====== DATA LINES ======
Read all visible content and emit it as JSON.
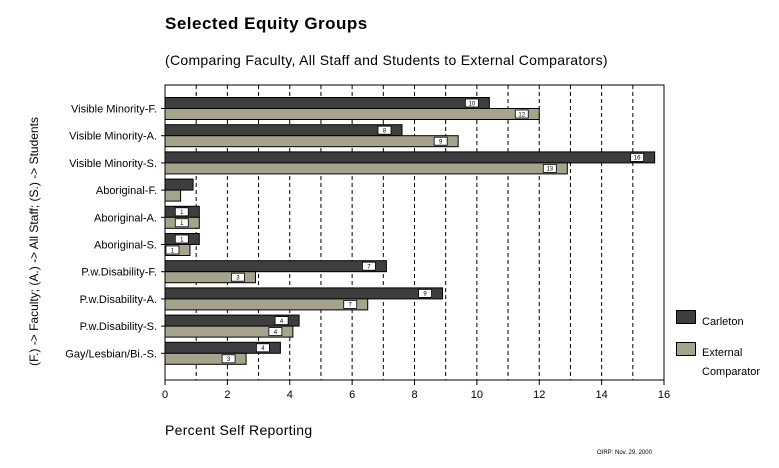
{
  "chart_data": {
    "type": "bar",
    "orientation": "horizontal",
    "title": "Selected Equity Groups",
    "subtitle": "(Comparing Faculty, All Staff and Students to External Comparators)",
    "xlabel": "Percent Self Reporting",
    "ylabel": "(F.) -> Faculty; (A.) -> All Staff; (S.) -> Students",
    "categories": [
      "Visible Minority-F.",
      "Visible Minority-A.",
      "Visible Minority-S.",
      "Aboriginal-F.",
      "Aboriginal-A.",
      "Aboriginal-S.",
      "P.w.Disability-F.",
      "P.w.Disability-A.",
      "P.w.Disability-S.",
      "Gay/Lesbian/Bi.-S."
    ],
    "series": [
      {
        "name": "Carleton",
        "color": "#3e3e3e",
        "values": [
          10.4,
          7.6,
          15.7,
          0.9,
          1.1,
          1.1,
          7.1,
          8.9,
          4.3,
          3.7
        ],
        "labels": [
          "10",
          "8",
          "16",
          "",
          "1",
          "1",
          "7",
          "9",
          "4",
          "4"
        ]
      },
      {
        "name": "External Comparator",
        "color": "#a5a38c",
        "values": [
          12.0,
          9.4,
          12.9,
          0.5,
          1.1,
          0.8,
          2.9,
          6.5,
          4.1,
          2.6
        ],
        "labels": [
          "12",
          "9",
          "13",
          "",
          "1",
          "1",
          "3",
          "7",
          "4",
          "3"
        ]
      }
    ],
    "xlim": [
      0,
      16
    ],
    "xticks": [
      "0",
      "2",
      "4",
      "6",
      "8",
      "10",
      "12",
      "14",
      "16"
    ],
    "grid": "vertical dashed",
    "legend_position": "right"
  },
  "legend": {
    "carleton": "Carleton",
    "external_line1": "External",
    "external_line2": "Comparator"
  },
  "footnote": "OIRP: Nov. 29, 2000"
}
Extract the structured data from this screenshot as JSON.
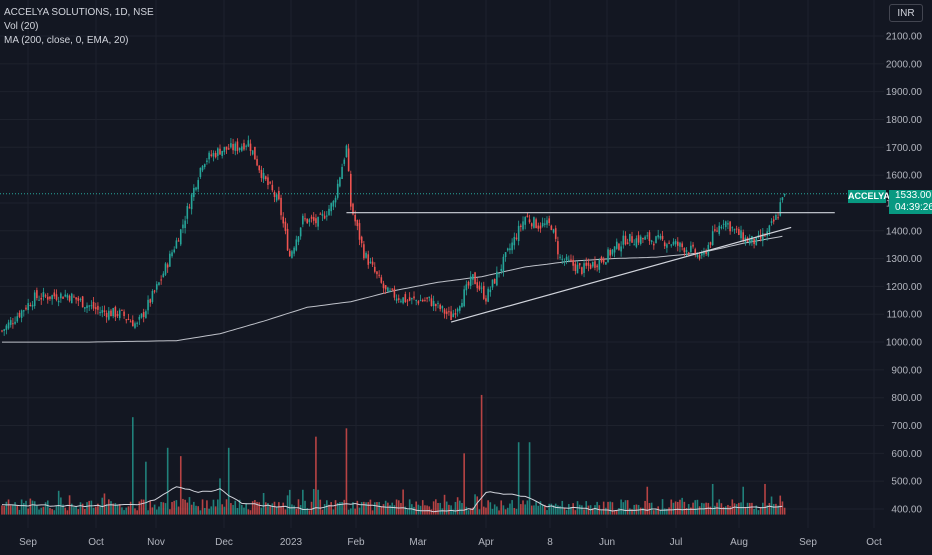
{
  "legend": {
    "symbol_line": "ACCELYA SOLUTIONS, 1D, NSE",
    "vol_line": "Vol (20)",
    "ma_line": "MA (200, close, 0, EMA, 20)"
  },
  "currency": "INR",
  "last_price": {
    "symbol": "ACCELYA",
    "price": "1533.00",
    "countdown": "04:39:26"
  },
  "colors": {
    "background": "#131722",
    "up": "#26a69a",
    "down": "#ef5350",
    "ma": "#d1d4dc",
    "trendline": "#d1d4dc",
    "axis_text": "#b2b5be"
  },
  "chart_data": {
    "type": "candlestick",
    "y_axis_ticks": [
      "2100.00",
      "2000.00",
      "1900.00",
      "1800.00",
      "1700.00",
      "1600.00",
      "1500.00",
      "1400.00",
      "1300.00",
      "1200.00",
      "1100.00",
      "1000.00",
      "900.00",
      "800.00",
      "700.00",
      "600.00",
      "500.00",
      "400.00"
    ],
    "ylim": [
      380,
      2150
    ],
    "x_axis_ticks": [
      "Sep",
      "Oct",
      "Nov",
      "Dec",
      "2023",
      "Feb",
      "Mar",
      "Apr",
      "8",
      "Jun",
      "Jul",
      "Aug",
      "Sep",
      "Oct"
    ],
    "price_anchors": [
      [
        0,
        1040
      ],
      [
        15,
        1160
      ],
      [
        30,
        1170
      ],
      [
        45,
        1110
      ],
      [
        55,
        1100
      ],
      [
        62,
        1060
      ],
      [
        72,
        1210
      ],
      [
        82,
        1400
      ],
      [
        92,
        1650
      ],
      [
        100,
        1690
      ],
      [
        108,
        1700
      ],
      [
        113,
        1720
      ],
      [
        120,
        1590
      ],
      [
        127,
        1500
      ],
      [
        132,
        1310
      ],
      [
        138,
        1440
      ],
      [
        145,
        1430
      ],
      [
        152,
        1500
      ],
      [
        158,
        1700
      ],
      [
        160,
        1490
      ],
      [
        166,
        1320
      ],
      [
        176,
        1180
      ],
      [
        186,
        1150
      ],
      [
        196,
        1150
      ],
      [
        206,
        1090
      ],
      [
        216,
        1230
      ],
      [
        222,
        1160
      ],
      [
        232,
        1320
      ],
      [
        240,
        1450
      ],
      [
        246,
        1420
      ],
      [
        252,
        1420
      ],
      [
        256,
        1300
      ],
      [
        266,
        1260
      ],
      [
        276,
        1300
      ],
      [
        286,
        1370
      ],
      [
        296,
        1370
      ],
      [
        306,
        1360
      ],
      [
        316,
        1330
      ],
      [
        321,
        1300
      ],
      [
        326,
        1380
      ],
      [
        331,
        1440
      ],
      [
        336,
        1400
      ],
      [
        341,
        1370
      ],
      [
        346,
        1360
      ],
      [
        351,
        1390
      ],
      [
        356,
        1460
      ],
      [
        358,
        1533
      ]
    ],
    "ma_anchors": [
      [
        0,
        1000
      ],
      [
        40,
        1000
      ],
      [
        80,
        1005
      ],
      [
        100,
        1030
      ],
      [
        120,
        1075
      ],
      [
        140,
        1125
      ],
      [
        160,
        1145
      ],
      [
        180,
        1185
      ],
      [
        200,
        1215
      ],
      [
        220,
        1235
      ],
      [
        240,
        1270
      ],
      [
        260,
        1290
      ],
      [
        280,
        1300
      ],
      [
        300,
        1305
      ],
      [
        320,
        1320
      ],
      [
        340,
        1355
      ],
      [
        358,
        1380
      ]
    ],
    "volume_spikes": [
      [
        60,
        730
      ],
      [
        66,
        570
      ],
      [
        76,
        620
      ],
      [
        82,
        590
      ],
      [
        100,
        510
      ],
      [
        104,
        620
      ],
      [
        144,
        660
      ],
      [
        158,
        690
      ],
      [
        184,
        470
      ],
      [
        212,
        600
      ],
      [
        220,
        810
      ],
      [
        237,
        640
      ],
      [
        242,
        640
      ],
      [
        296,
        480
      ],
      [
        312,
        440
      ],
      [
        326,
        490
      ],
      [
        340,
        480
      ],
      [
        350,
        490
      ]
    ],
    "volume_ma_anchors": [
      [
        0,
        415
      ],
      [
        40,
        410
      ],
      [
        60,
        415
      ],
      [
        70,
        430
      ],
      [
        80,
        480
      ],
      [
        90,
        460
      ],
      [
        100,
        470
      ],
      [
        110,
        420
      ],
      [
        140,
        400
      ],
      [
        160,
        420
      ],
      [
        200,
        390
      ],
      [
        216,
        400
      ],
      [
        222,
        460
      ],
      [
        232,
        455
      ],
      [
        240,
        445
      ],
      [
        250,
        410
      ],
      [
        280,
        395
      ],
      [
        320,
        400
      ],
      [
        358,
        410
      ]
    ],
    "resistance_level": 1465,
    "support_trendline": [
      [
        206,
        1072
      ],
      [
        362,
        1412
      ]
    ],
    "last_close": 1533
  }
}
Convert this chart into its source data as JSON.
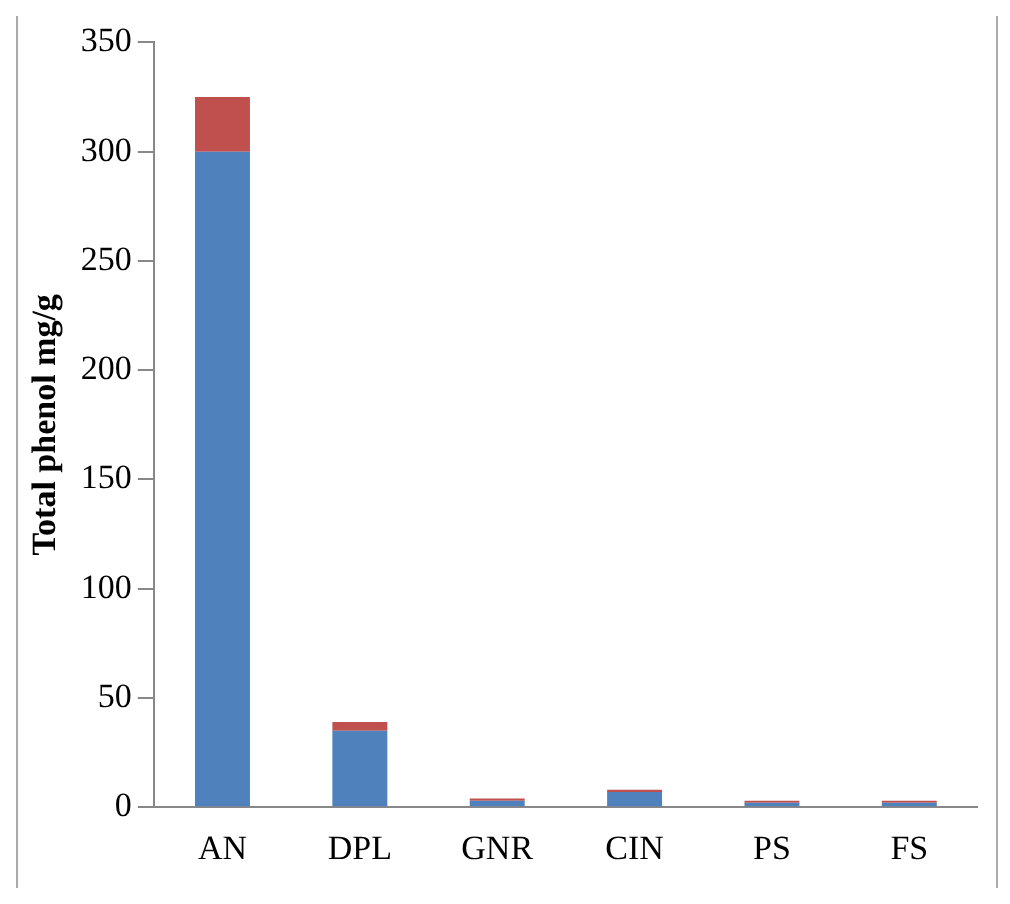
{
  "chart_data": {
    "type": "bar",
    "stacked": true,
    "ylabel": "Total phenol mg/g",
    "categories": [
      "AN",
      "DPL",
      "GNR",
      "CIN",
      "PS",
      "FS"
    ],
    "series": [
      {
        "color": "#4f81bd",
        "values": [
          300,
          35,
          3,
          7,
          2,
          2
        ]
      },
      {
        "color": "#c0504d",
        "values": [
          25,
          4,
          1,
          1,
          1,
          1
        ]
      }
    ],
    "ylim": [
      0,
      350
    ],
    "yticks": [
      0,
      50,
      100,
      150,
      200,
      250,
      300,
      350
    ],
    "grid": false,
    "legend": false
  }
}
======
(GIVEN TASK): Copy out the listing exactly as it stands, but not the pictures.

(COMPLETE ANSWER):
Read all visible content and emit it as JSON.
{
  "chart_data": {
    "type": "bar",
    "orientation": "horizontal",
    "title": "Selected Equity Groups",
    "subtitle": "(Comparing Faculty, All Staff and Students to External Comparators)",
    "xlabel": "Percent Self Reporting",
    "ylabel": "(F.) -> Faculty; (A.) -> All Staff; (S.) -> Students",
    "categories": [
      "Visible Minority-F.",
      "Visible Minority-A.",
      "Visible Minority-S.",
      "Aboriginal-F.",
      "Aboriginal-A.",
      "Aboriginal-S.",
      "P.w.Disability-F.",
      "P.w.Disability-A.",
      "P.w.Disability-S.",
      "Gay/Lesbian/Bi.-S."
    ],
    "series": [
      {
        "name": "Carleton",
        "color": "#3e3e3e",
        "values": [
          10.4,
          7.6,
          15.7,
          0.9,
          1.1,
          1.1,
          7.1,
          8.9,
          4.3,
          3.7
        ],
        "labels": [
          "10",
          "8",
          "16",
          "",
          "1",
          "1",
          "7",
          "9",
          "4",
          "4"
        ]
      },
      {
        "name": "External Comparator",
        "color": "#a5a38c",
        "values": [
          12.0,
          9.4,
          12.9,
          0.5,
          1.1,
          0.8,
          2.9,
          6.5,
          4.1,
          2.6
        ],
        "labels": [
          "12",
          "9",
          "13",
          "",
          "1",
          "1",
          "3",
          "7",
          "4",
          "3"
        ]
      }
    ],
    "xlim": [
      0,
      16
    ],
    "xticks": [
      "0",
      "2",
      "4",
      "6",
      "8",
      "10",
      "12",
      "14",
      "16"
    ],
    "grid": "vertical dashed",
    "legend_position": "right"
  },
  "legend": {
    "carleton": "Carleton",
    "external_line1": "External",
    "external_line2": "Comparator"
  },
  "footnote": "OIRP: Nov. 29, 2000"
}
Extract the structured data from this screenshot as JSON.
{
  "legend": {
    "symbol_line": "ACCELYA SOLUTIONS, 1D, NSE",
    "vol_line": "Vol (20)",
    "ma_line": "MA (200, close, 0, EMA, 20)"
  },
  "currency": "INR",
  "last_price": {
    "symbol": "ACCELYA",
    "price": "1533.00",
    "countdown": "04:39:26"
  },
  "colors": {
    "background": "#131722",
    "up": "#26a69a",
    "down": "#ef5350",
    "ma": "#d1d4dc",
    "trendline": "#d1d4dc",
    "axis_text": "#b2b5be"
  },
  "chart_data": {
    "type": "candlestick",
    "y_axis_ticks": [
      "2100.00",
      "2000.00",
      "1900.00",
      "1800.00",
      "1700.00",
      "1600.00",
      "1500.00",
      "1400.00",
      "1300.00",
      "1200.00",
      "1100.00",
      "1000.00",
      "900.00",
      "800.00",
      "700.00",
      "600.00",
      "500.00",
      "400.00"
    ],
    "ylim": [
      380,
      2150
    ],
    "x_axis_ticks": [
      "Sep",
      "Oct",
      "Nov",
      "Dec",
      "2023",
      "Feb",
      "Mar",
      "Apr",
      "8",
      "Jun",
      "Jul",
      "Aug",
      "Sep",
      "Oct"
    ],
    "price_anchors": [
      [
        0,
        1040
      ],
      [
        15,
        1160
      ],
      [
        30,
        1170
      ],
      [
        45,
        1110
      ],
      [
        55,
        1100
      ],
      [
        62,
        1060
      ],
      [
        72,
        1210
      ],
      [
        82,
        1400
      ],
      [
        92,
        1650
      ],
      [
        100,
        1690
      ],
      [
        108,
        1700
      ],
      [
        113,
        1720
      ],
      [
        120,
        1590
      ],
      [
        127,
        1500
      ],
      [
        132,
        1310
      ],
      [
        138,
        1440
      ],
      [
        145,
        1430
      ],
      [
        152,
        1500
      ],
      [
        158,
        1700
      ],
      [
        160,
        1490
      ],
      [
        166,
        1320
      ],
      [
        176,
        1180
      ],
      [
        186,
        1150
      ],
      [
        196,
        1150
      ],
      [
        206,
        1090
      ],
      [
        216,
        1230
      ],
      [
        222,
        1160
      ],
      [
        232,
        1320
      ],
      [
        240,
        1450
      ],
      [
        246,
        1420
      ],
      [
        252,
        1420
      ],
      [
        256,
        1300
      ],
      [
        266,
        1260
      ],
      [
        276,
        1300
      ],
      [
        286,
        1370
      ],
      [
        296,
        1370
      ],
      [
        306,
        1360
      ],
      [
        316,
        1330
      ],
      [
        321,
        1300
      ],
      [
        326,
        1380
      ],
      [
        331,
        1440
      ],
      [
        336,
        1400
      ],
      [
        341,
        1370
      ],
      [
        346,
        1360
      ],
      [
        351,
        1390
      ],
      [
        356,
        1460
      ],
      [
        358,
        1533
      ]
    ],
    "ma_anchors": [
      [
        0,
        1000
      ],
      [
        40,
        1000
      ],
      [
        80,
        1005
      ],
      [
        100,
        1030
      ],
      [
        120,
        1075
      ],
      [
        140,
        1125
      ],
      [
        160,
        1145
      ],
      [
        180,
        1185
      ],
      [
        200,
        1215
      ],
      [
        220,
        1235
      ],
      [
        240,
        1270
      ],
      [
        260,
        1290
      ],
      [
        280,
        1300
      ],
      [
        300,
        1305
      ],
      [
        320,
        1320
      ],
      [
        340,
        1355
      ],
      [
        358,
        1380
      ]
    ],
    "volume_spikes": [
      [
        60,
        730
      ],
      [
        66,
        570
      ],
      [
        76,
        620
      ],
      [
        82,
        590
      ],
      [
        100,
        510
      ],
      [
        104,
        620
      ],
      [
        144,
        660
      ],
      [
        158,
        690
      ],
      [
        184,
        470
      ],
      [
        212,
        600
      ],
      [
        220,
        810
      ],
      [
        237,
        640
      ],
      [
        242,
        640
      ],
      [
        296,
        480
      ],
      [
        312,
        440
      ],
      [
        326,
        490
      ],
      [
        340,
        480
      ],
      [
        350,
        490
      ]
    ],
    "volume_ma_anchors": [
      [
        0,
        415
      ],
      [
        40,
        410
      ],
      [
        60,
        415
      ],
      [
        70,
        430
      ],
      [
        80,
        480
      ],
      [
        90,
        460
      ],
      [
        100,
        470
      ],
      [
        110,
        420
      ],
      [
        140,
        400
      ],
      [
        160,
        420
      ],
      [
        200,
        390
      ],
      [
        216,
        400
      ],
      [
        222,
        460
      ],
      [
        232,
        455
      ],
      [
        240,
        445
      ],
      [
        250,
        410
      ],
      [
        280,
        395
      ],
      [
        320,
        400
      ],
      [
        358,
        410
      ]
    ],
    "resistance_level": 1465,
    "support_trendline": [
      [
        206,
        1072
      ],
      [
        362,
        1412
      ]
    ],
    "last_close": 1533
  }
}
Convert this chart into its source data as JSON.
{
  "chart_data": {
    "type": "bar",
    "stacked": true,
    "ylabel": "Total phenol mg/g",
    "categories": [
      "AN",
      "DPL",
      "GNR",
      "CIN",
      "PS",
      "FS"
    ],
    "series": [
      {
        "color": "#4f81bd",
        "values": [
          300,
          35,
          3,
          7,
          2,
          2
        ]
      },
      {
        "color": "#c0504d",
        "values": [
          25,
          4,
          1,
          1,
          1,
          1
        ]
      }
    ],
    "ylim": [
      0,
      350
    ],
    "yticks": [
      0,
      50,
      100,
      150,
      200,
      250,
      300,
      350
    ],
    "grid": false,
    "legend": false
  }
}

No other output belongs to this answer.